Work to be completed
Determine which lines contain the word "трансферты", then copy those lines.

Records for the exercise
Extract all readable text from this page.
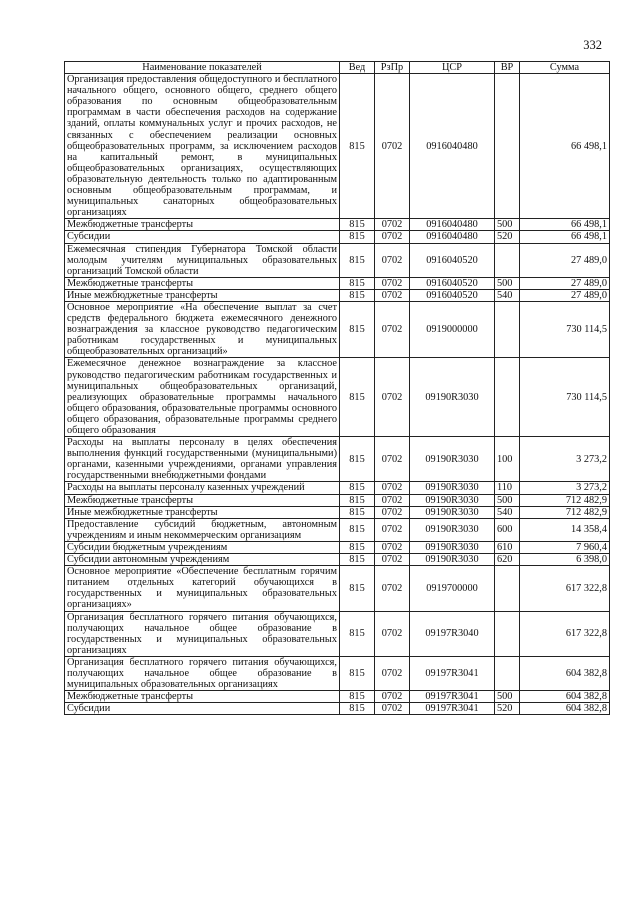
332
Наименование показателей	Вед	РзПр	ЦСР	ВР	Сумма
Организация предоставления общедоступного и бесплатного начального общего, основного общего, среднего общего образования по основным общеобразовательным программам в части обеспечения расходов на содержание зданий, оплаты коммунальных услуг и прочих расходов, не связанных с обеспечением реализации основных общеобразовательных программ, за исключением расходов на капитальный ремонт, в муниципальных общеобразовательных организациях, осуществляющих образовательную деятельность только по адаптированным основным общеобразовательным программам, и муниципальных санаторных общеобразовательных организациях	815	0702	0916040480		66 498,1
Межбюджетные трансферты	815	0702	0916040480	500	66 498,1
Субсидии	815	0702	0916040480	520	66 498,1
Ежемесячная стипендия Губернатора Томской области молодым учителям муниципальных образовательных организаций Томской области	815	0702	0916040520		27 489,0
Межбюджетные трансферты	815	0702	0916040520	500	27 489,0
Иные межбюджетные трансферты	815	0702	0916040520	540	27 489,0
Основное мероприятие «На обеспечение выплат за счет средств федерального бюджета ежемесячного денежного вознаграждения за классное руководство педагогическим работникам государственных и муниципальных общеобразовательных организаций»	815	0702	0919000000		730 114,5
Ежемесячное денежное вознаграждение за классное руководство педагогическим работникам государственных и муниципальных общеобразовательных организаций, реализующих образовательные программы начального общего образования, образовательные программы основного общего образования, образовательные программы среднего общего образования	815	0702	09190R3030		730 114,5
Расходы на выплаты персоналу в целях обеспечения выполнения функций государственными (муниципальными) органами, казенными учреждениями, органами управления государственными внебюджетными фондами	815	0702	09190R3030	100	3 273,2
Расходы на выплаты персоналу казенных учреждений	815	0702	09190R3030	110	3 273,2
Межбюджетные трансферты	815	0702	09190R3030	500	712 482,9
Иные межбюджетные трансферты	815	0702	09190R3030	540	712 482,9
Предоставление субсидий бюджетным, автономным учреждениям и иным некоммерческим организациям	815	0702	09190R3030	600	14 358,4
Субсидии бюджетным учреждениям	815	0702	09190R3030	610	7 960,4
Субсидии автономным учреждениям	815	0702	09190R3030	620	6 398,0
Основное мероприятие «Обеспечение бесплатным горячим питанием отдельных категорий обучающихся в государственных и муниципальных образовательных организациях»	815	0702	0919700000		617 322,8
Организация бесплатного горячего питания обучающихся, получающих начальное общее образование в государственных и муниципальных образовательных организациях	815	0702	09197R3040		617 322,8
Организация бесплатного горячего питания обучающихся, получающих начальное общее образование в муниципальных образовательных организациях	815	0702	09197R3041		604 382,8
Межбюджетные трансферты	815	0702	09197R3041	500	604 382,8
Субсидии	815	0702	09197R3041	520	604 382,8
--
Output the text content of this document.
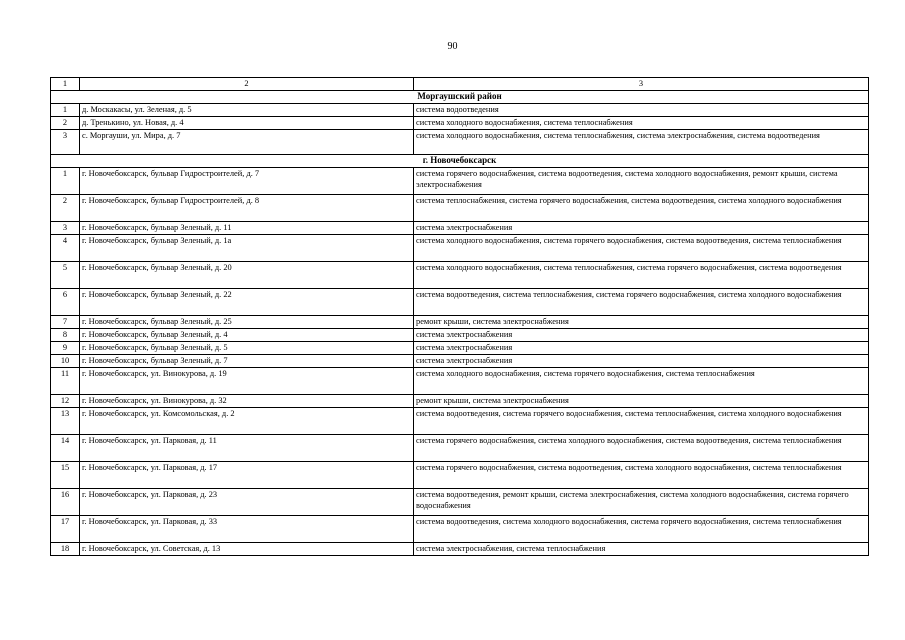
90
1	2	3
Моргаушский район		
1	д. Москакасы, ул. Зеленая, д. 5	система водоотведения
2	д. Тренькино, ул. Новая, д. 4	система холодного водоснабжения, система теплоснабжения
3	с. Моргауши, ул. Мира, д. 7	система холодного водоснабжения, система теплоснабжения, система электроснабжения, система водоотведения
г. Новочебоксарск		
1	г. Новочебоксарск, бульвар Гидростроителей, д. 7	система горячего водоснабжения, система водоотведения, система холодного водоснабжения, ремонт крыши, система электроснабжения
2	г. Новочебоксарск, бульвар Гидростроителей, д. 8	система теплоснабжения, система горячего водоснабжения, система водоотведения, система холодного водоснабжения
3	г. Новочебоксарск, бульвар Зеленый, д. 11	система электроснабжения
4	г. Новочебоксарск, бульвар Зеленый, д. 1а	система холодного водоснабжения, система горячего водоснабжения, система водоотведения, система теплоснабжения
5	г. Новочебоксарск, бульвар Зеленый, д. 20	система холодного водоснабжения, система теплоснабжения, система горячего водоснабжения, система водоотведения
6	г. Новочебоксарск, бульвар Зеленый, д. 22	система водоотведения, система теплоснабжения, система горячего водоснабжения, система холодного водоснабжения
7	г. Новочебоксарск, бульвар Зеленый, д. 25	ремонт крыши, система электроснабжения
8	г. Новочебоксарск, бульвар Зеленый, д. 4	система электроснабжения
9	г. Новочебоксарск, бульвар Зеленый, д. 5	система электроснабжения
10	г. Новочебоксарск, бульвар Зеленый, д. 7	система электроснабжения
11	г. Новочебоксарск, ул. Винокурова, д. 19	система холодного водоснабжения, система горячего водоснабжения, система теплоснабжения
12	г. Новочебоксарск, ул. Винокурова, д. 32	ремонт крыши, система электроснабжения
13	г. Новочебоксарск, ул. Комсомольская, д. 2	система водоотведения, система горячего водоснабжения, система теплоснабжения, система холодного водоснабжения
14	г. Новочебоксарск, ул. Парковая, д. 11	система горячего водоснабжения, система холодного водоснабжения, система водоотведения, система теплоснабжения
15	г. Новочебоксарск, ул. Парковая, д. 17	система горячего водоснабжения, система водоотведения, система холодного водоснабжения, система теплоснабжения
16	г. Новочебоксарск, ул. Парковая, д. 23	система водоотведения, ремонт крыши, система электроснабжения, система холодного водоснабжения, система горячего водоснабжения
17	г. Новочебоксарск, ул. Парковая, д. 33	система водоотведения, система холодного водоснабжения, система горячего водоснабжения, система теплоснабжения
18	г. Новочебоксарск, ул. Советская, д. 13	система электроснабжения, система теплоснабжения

Result for this exercise
Межбюджетные трансферты	815	0702	0916040480	500	66 498,1
Межбюджетные трансферты	815	0702	0916040520	500	27 489,0
Иные межбюджетные трансферты	815	0702	0916040520	540	27 489,0
Межбюджетные трансферты	815	0702	09190R3030	500	712 482,9
Иные межбюджетные трансферты	815	0702	09190R3030	540	712 482,9
Межбюджетные трансферты	815	0702	09197R3041	500	604 382,8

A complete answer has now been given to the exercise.